## [Written exercise]
Identify and copy all lines of the material where the string "text" is found.

(Data entries)
---

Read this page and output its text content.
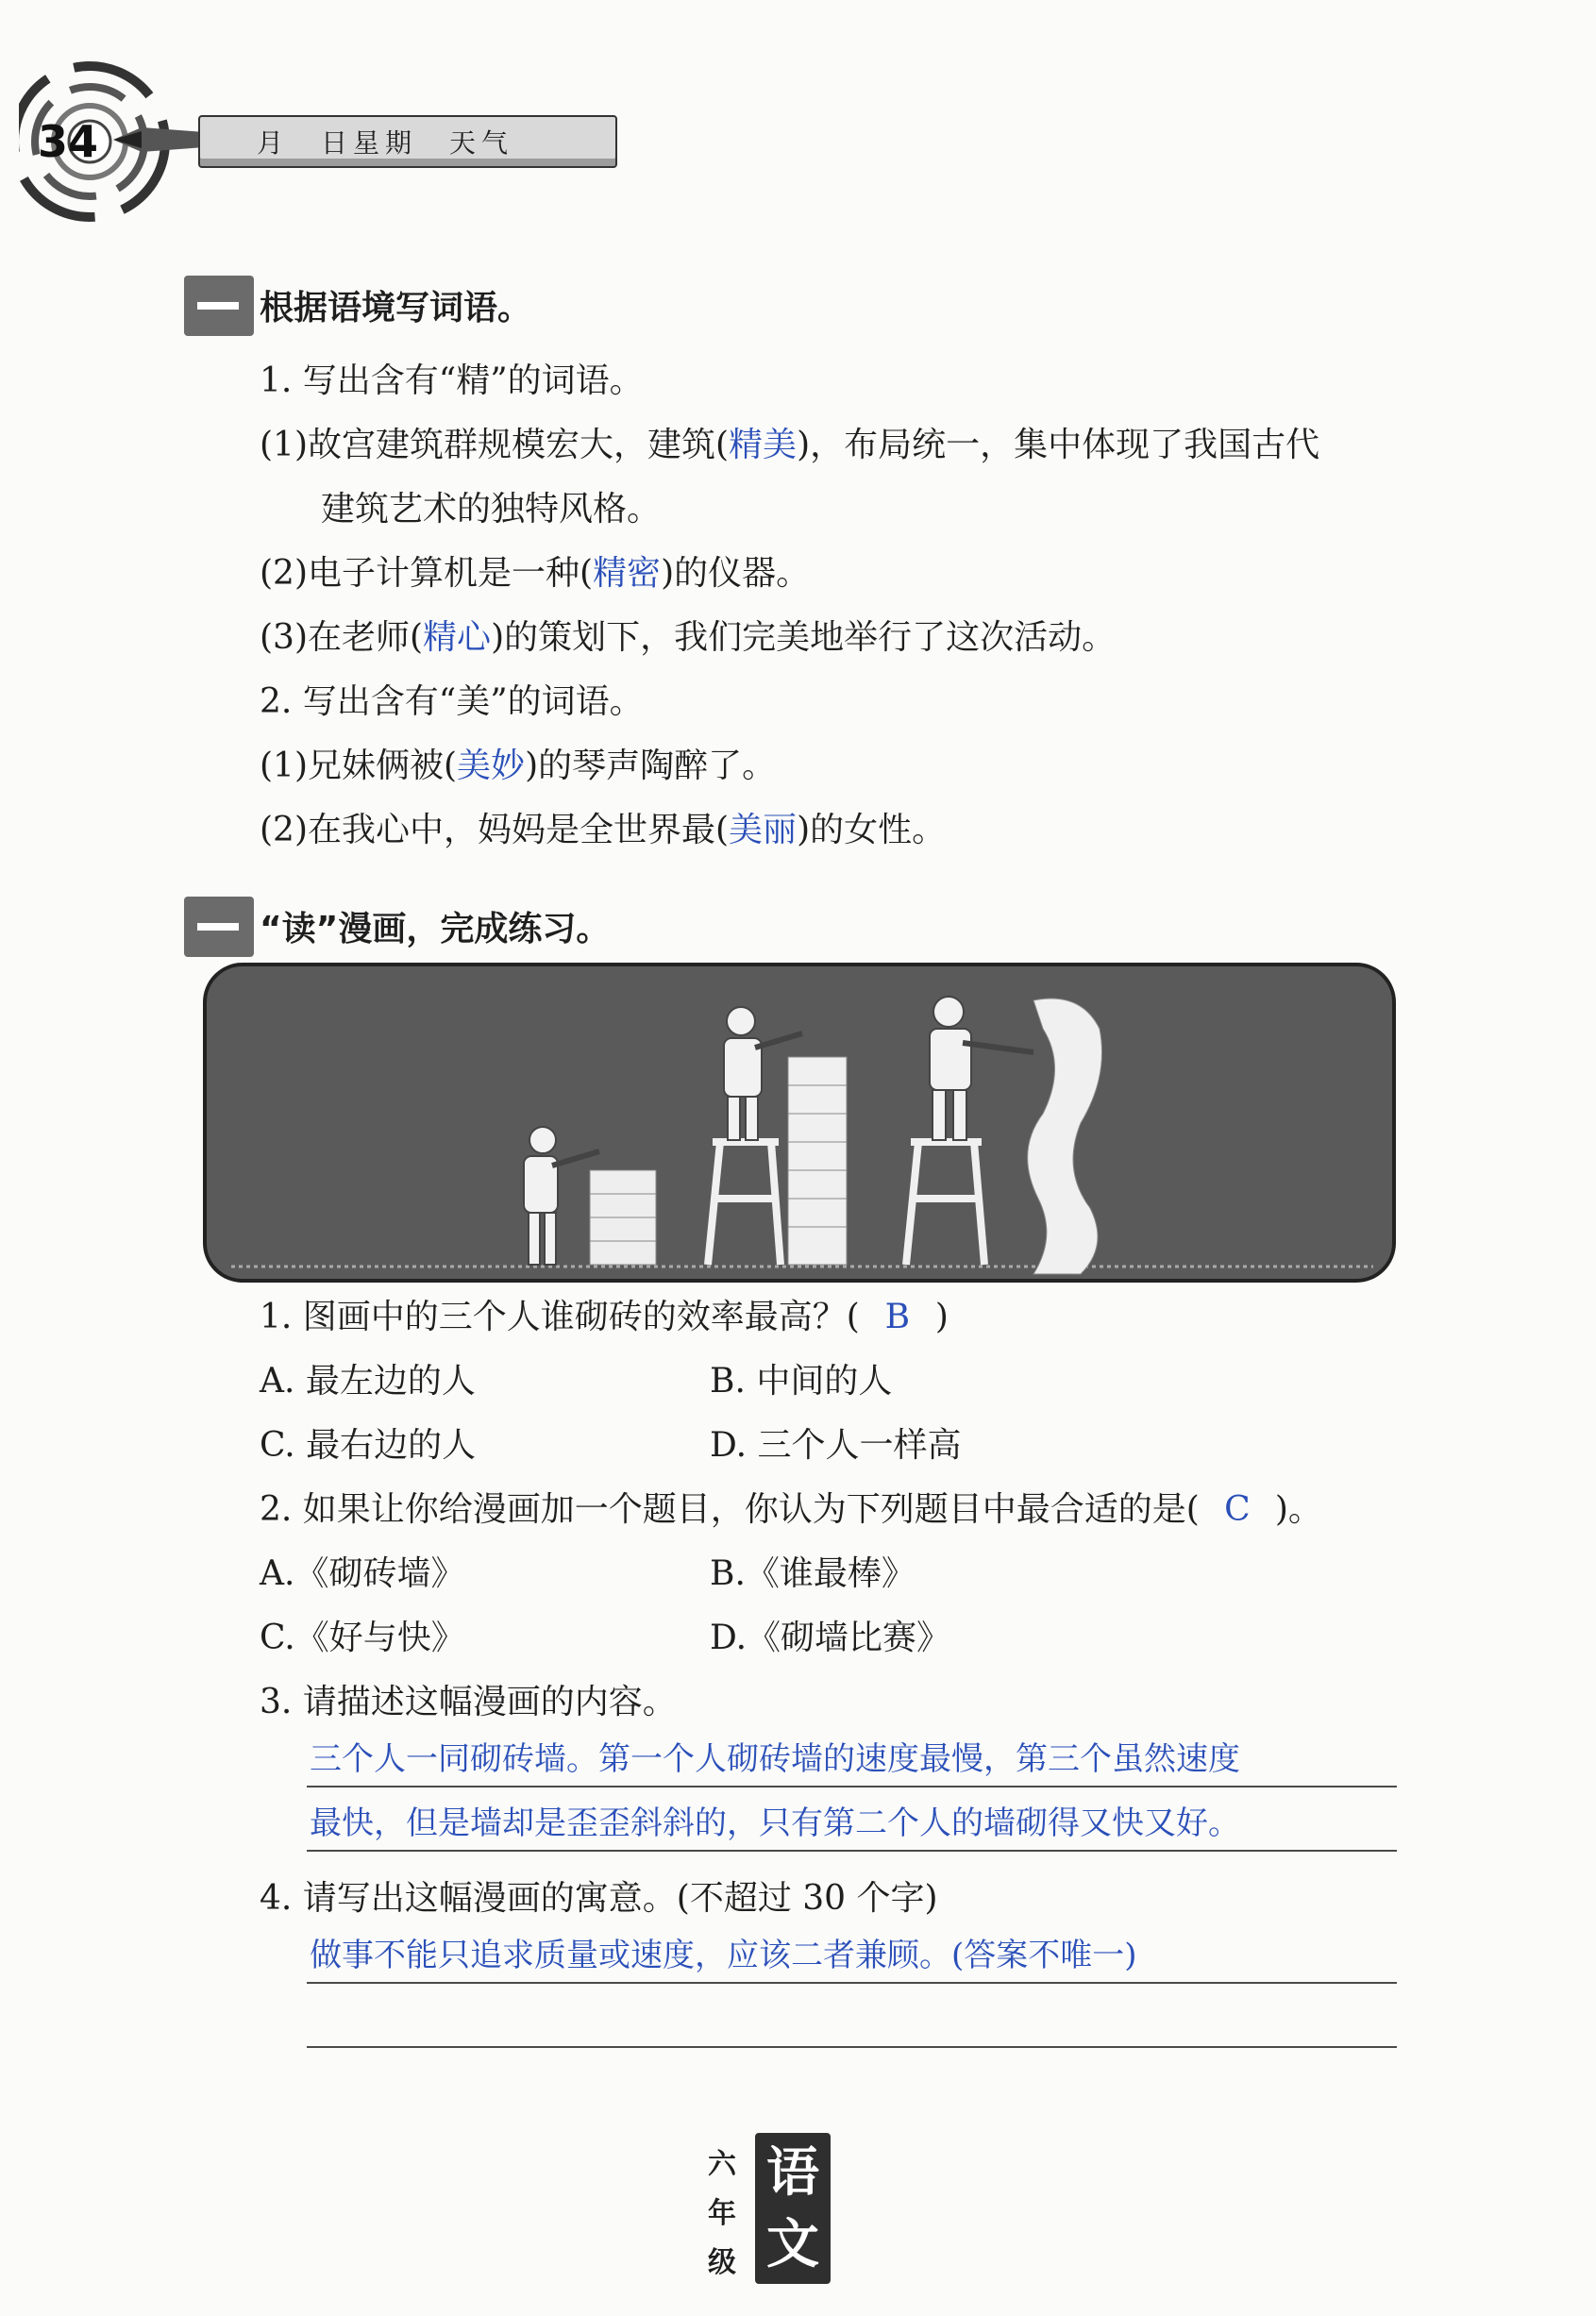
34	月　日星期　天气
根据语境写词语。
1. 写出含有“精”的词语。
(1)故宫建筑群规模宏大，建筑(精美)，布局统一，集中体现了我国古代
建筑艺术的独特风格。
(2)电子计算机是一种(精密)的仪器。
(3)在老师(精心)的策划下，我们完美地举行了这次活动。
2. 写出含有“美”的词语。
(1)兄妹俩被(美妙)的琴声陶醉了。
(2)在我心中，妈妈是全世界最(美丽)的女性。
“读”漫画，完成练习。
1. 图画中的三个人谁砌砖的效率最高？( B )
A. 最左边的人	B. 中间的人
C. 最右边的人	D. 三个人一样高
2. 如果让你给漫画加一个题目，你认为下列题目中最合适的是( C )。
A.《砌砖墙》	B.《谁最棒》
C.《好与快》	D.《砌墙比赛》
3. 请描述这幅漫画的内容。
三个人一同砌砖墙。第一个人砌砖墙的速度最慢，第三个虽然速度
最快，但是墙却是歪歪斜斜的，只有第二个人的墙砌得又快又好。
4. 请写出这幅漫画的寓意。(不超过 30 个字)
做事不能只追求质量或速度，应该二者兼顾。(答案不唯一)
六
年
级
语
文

---

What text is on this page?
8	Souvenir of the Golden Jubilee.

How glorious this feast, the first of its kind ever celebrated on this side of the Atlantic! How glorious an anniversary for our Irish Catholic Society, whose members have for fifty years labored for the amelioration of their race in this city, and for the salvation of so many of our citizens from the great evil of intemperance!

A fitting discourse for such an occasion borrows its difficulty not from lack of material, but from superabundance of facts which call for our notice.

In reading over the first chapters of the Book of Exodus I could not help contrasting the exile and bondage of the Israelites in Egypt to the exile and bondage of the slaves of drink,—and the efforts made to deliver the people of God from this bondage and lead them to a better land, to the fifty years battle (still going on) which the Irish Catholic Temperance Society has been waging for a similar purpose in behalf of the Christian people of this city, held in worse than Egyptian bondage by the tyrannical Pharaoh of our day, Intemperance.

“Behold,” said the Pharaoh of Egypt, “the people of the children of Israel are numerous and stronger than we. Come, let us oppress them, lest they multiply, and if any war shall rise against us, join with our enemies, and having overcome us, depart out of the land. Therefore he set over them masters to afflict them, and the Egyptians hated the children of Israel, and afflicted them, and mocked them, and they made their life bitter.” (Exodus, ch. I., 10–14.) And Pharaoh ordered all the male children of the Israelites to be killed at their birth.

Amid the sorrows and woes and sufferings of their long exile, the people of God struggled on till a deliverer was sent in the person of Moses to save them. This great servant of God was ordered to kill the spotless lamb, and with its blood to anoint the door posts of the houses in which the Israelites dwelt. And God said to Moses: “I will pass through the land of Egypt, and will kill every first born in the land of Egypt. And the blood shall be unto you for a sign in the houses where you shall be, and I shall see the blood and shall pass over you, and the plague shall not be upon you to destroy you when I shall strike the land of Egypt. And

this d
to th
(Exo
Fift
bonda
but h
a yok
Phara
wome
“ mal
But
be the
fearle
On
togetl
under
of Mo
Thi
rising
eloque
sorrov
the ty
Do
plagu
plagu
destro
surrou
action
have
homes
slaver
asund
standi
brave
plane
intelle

---

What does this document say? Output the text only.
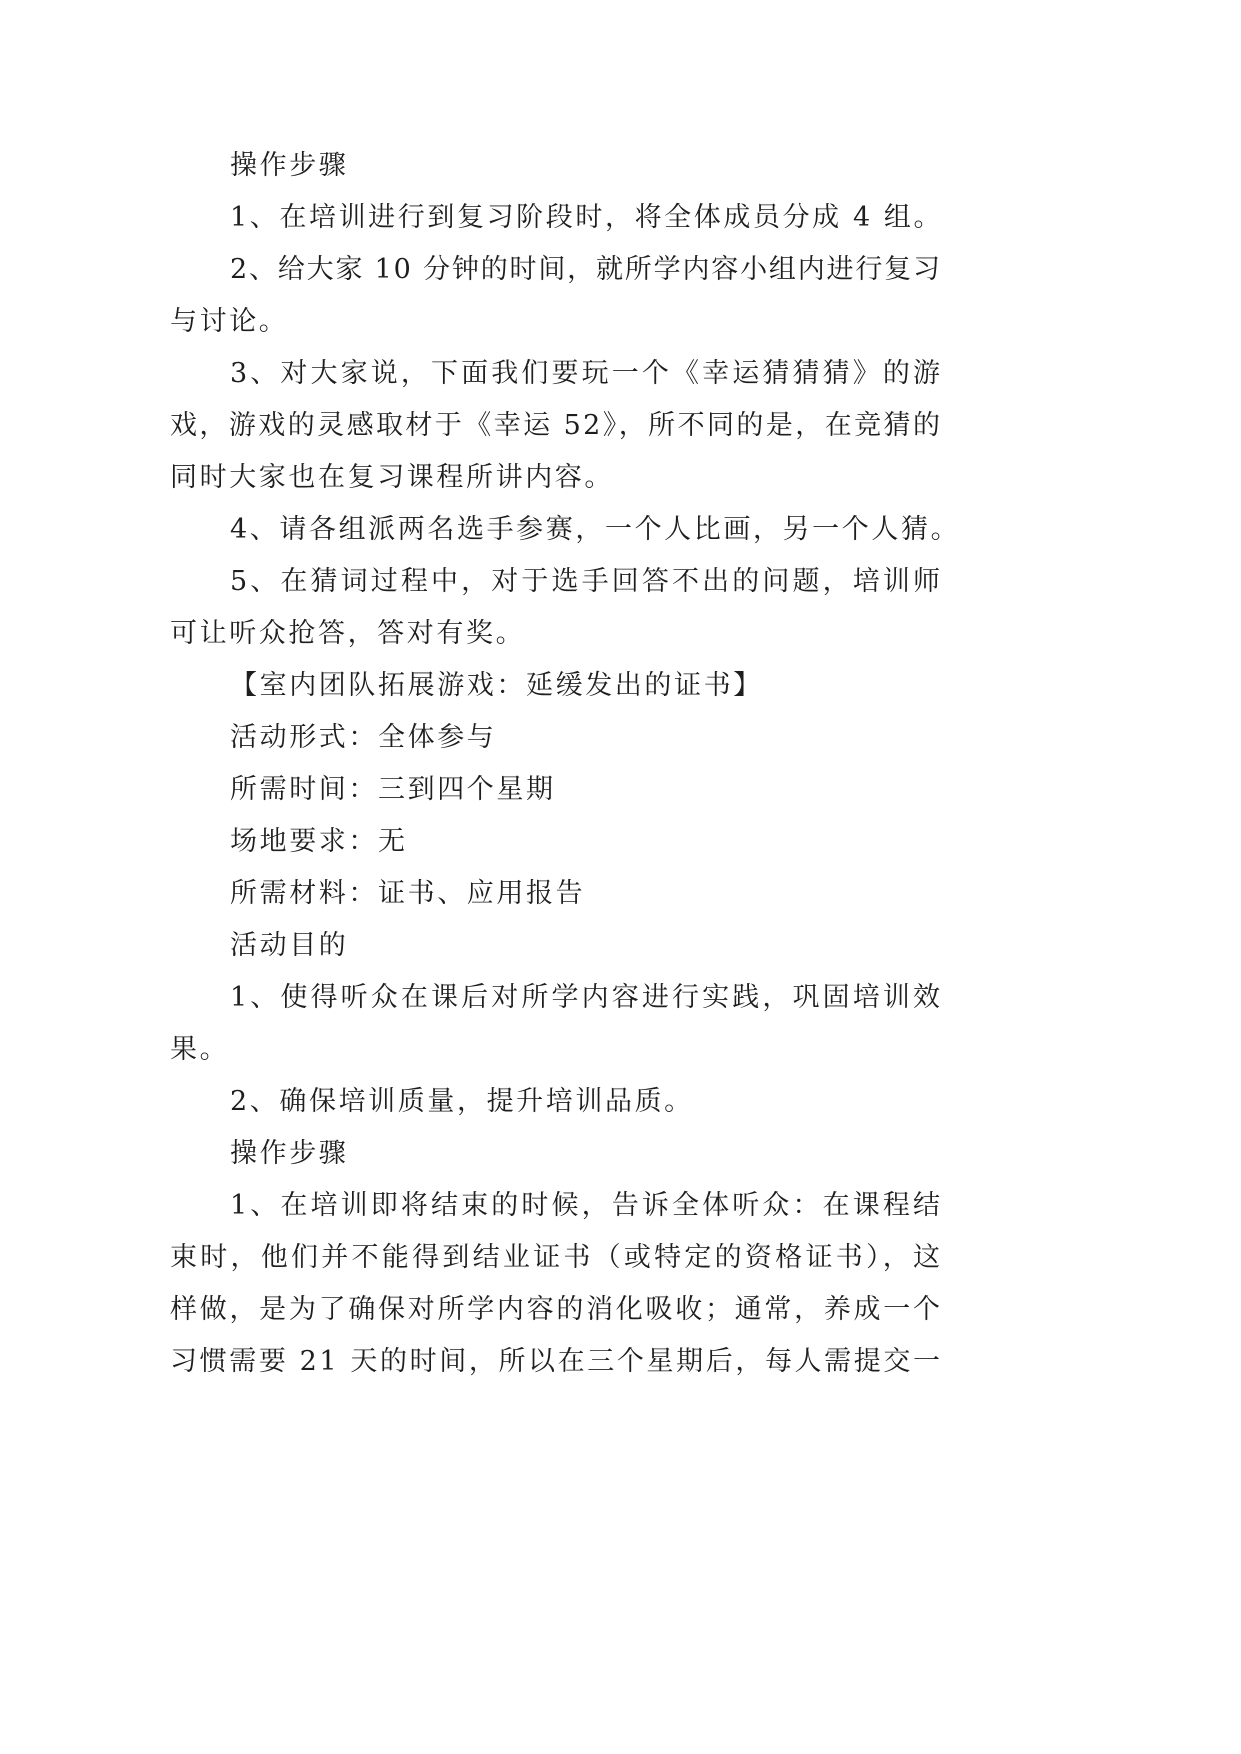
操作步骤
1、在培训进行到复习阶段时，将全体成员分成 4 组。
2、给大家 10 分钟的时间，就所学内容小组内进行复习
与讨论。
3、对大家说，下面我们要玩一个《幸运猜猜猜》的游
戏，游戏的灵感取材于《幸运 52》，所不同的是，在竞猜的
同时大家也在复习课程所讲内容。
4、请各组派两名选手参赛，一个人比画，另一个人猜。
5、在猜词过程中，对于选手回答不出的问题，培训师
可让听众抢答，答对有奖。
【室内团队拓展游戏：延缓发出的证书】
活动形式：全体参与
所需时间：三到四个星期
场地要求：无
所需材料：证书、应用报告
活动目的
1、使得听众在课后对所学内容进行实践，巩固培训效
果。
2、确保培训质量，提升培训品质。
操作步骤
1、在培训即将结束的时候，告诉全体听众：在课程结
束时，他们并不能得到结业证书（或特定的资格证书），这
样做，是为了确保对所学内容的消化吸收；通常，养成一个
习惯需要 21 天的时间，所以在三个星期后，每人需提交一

---

## [Output of the task]
Read this page and output its text content.
What text is on this page?
What does this document say? Output the text only.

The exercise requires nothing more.